[Directions]
Convert the data below into a Markdown table with two columns, Row and Line. Number every line and omit any blank lines.

(Annotations of page elements)
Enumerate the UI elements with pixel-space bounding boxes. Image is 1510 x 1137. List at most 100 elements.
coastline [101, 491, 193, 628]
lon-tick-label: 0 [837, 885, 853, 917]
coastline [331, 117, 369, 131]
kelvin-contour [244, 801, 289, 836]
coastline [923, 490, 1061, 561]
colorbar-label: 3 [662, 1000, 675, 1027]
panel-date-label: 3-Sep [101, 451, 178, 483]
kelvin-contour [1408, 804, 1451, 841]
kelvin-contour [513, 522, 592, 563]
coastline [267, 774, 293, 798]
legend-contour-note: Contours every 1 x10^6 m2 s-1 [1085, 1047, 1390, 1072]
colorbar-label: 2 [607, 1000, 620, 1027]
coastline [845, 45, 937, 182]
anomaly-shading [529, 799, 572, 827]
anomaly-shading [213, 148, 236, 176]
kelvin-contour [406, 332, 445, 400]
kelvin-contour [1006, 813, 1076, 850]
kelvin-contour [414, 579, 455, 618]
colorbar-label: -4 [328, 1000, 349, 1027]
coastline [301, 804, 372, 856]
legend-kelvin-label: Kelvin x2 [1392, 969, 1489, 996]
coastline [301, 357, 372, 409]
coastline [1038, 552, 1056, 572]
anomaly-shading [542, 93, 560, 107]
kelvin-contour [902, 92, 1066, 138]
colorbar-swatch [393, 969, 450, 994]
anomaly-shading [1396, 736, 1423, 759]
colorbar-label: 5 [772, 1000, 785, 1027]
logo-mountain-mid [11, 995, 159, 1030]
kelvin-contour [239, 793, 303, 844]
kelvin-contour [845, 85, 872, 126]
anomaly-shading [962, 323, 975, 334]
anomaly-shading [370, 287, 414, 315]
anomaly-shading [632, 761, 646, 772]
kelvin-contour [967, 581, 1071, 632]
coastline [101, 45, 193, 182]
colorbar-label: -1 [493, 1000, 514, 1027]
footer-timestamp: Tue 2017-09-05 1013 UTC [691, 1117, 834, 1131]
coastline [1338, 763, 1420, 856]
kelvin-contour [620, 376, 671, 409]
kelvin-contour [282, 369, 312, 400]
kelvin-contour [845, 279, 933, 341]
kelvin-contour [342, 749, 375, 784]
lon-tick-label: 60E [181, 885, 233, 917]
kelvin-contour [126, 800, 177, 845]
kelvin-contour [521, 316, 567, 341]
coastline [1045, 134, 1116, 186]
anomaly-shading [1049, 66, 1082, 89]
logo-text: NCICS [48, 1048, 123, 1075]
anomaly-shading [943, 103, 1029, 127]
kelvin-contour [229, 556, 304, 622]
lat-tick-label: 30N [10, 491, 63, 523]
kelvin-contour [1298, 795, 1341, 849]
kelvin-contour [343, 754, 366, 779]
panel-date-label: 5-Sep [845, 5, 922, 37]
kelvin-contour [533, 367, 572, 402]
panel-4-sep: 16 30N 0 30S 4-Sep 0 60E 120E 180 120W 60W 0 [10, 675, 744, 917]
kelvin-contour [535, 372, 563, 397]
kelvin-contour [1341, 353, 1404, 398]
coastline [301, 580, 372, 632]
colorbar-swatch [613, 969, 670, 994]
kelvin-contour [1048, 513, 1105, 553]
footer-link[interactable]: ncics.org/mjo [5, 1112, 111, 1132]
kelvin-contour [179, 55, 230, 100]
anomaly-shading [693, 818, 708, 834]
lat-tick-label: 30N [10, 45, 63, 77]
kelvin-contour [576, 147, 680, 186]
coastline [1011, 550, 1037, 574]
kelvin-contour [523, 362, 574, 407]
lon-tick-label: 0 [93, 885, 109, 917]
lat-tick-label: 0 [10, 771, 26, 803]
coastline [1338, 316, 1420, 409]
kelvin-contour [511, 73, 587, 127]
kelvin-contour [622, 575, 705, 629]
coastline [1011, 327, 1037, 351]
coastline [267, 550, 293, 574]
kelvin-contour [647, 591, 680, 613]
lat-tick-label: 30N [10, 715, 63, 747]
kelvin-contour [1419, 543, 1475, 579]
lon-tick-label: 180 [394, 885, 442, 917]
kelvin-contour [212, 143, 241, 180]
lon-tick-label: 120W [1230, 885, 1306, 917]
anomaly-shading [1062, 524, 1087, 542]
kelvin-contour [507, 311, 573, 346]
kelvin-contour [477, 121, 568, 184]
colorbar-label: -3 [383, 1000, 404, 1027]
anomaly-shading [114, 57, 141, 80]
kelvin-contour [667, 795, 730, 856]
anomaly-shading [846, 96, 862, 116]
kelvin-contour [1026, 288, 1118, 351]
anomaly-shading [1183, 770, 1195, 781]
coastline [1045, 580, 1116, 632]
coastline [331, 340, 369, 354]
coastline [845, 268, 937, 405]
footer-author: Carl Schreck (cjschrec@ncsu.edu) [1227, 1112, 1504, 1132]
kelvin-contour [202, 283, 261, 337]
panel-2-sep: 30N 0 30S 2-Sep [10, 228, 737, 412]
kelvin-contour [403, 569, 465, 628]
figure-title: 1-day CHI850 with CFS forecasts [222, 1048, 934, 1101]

[Solved problem]
| Row | Line |
|---|---|
| 1 | Enumerate the UI elements with pixel-space bounding boxes. Image is 1510 x 1137. List at most 100 elements. |
| 2 | coastline [101, 491, 193, 628] |
| 3 | lon-tick-label: 0 [837, 885, 853, 917] |
| 4 | coastline [331, 117, 369, 131] |
| 5 | kelvin-contour [244, 801, 289, 836] |
| 6 | coastline [923, 490, 1061, 561] |
| 7 | colorbar-label: 3 [662, 1000, 675, 1027] |
| 8 | panel-date-label: 3-Sep [101, 451, 178, 483] |
| 9 | kelvin-contour [1408, 804, 1451, 841] |
| 10 | kelvin-contour [513, 522, 592, 563] |
| 11 | coastline [267, 774, 293, 798] |
| 12 | legend-contour-note: Contours every 1 x10^6 m2 s-1 [1085, 1047, 1390, 1072] |
| 13 | colorbar-label: 2 [607, 1000, 620, 1027] |
| 14 | coastline [845, 45, 937, 182] |
| 15 | anomaly-shading [529, 799, 572, 827] |
| 16 | anomaly-shading [213, 148, 236, 176] |
| 17 | kelvin-contour [406, 332, 445, 400] |
| 18 | kelvin-contour [1006, 813, 1076, 850] |
| 19 | kelvin-contour [414, 579, 455, 618] |
| 20 | colorbar-label: -4 [328, 1000, 349, 1027] |
| 21 | coastline [301, 804, 372, 856] |
| 22 | legend-kelvin-label: Kelvin x2 [1392, 969, 1489, 996] |
| 23 | coastline [301, 357, 372, 409] |
| 24 | coastline [1038, 552, 1056, 572] |
| 25 | anomaly-shading [542, 93, 560, 107] |
| 26 | kelvin-contour [902, 92, 1066, 138] |
| 27 | colorbar-swatch [393, 969, 450, 994] |
| 28 | anomaly-shading [1396, 736, 1423, 759] |
| 29 | colorbar-label: 5 [772, 1000, 785, 1027] |
| 30 | logo-mountain-mid [11, 995, 159, 1030] |
| 31 | kelvin-contour [239, 793, 303, 844] |
| 32 | kelvin-contour [845, 85, 872, 126] |
| 33 | anomaly-shading [962, 323, 975, 334] |
| 34 | anomaly-shading [370, 287, 414, 315] |
| 35 | anomaly-shading [632, 761, 646, 772] |
| 36 | kelvin-contour [967, 581, 1071, 632] |
| 37 | coastline [101, 45, 193, 182] |
| 38 | colorbar-label: -1 [493, 1000, 514, 1027] |
| 39 | footer-timestamp: Tue 2017-09-05 1013 UTC [691, 1117, 834, 1131] |
| 40 | coastline [1338, 763, 1420, 856] |
| 41 | kelvin-contour [620, 376, 671, 409] |
| 42 | kelvin-contour [282, 369, 312, 400] |
| 43 | kelvin-contour [845, 279, 933, 341] |
| 44 | kelvin-contour [342, 749, 375, 784] |
| 45 | lon-tick-label: 60E [181, 885, 233, 917] |
| 46 | kelvin-contour [126, 800, 177, 845] |
| 47 | kelvin-contour [521, 316, 567, 341] |
| 48 | coastline [1045, 134, 1116, 186] |
| 49 | anomaly-shading [1049, 66, 1082, 89] |
| 50 | logo-text: NCICS [48, 1048, 123, 1075] |
| 51 | anomaly-shading [943, 103, 1029, 127] |
| 52 | kelvin-contour [229, 556, 304, 622] |
| 53 | lat-tick-label: 30N [10, 491, 63, 523] |
| 54 | kelvin-contour [1298, 795, 1341, 849] |
| 55 | kelvin-contour [343, 754, 366, 779] |
| 56 | panel-date-label: 5-Sep [845, 5, 922, 37] |
| 57 | kelvin-contour [533, 367, 572, 402] |
| 58 | panel-4-sep: 16 30N 0 30S 4-Sep 0 60E 120E 180 120W 60W 0 [10, 675, 744, 917] |
| 59 | kelvin-contour [535, 372, 563, 397] |
| 60 | kelvin-contour [1341, 353, 1404, 398] |
| 61 | coastline [301, 580, 372, 632] |
| 62 | colorbar-swatch [613, 969, 670, 994] |
| 63 | kelvin-contour [1048, 513, 1105, 553] |
| 64 | footer-link[interactable]: ncics.org/mjo [5, 1112, 111, 1132] |
| 65 | kelvin-contour [179, 55, 230, 100] |
| 66 | anomaly-shading [693, 818, 708, 834] |
| 67 | lat-tick-label: 30N [10, 45, 63, 77] |
| 68 | kelvin-contour [576, 147, 680, 186] |
| 69 | coastline [1011, 550, 1037, 574] |
| 70 | kelvin-contour [523, 362, 574, 407] |
| 71 | lon-tick-label: 0 [93, 885, 109, 917] |
| 72 | lat-tick-label: 0 [10, 771, 26, 803] |
| 73 | coastline [1338, 316, 1420, 409] |
| 74 | kelvin-contour [511, 73, 587, 127] |
| 75 | kelvin-contour [622, 575, 705, 629] |
| 76 | coastline [1011, 327, 1037, 351] |
| 77 | coastline [267, 550, 293, 574] |
| 78 | kelvin-contour [647, 591, 680, 613] |
| 79 | lat-tick-label: 30N [10, 715, 63, 747] |
| 80 | kelvin-contour [1419, 543, 1475, 579] |
| 81 | lon-tick-label: 180 [394, 885, 442, 917] |
| 82 | kelvin-contour [212, 143, 241, 180] |
| 83 | lon-tick-label: 120W [1230, 885, 1306, 917] |
| 84 | anomaly-shading [1062, 524, 1087, 542] |
| 85 | kelvin-contour [507, 311, 573, 346] |
| 86 | kelvin-contour [477, 121, 568, 184] |
| 87 | colorbar-label: -3 [383, 1000, 404, 1027] |
| 88 | anomaly-shading [114, 57, 141, 80] |
| 89 | kelvin-contour [667, 795, 730, 856] |
| 90 | anomaly-shading [846, 96, 862, 116] |
| 91 | kelvin-contour [1026, 288, 1118, 351] |
| 92 | anomaly-shading [1183, 770, 1195, 781] |
| 93 | coastline [1045, 580, 1116, 632] |
| 94 | coastline [331, 340, 369, 354] |
| 95 | coastline [845, 268, 937, 405] |
| 96 | footer-author: Carl Schreck (cjschrec@ncsu.edu) [1227, 1112, 1504, 1132] |
| 97 | kelvin-contour [202, 283, 261, 337] |
| 98 | panel-2-sep: 30N 0 30S 2-Sep [10, 228, 737, 412] |
| 99 | kelvin-contour [403, 569, 465, 628] |
| 100 | figure-title: 1-day CHI850 with CFS forecasts [222, 1048, 934, 1101] |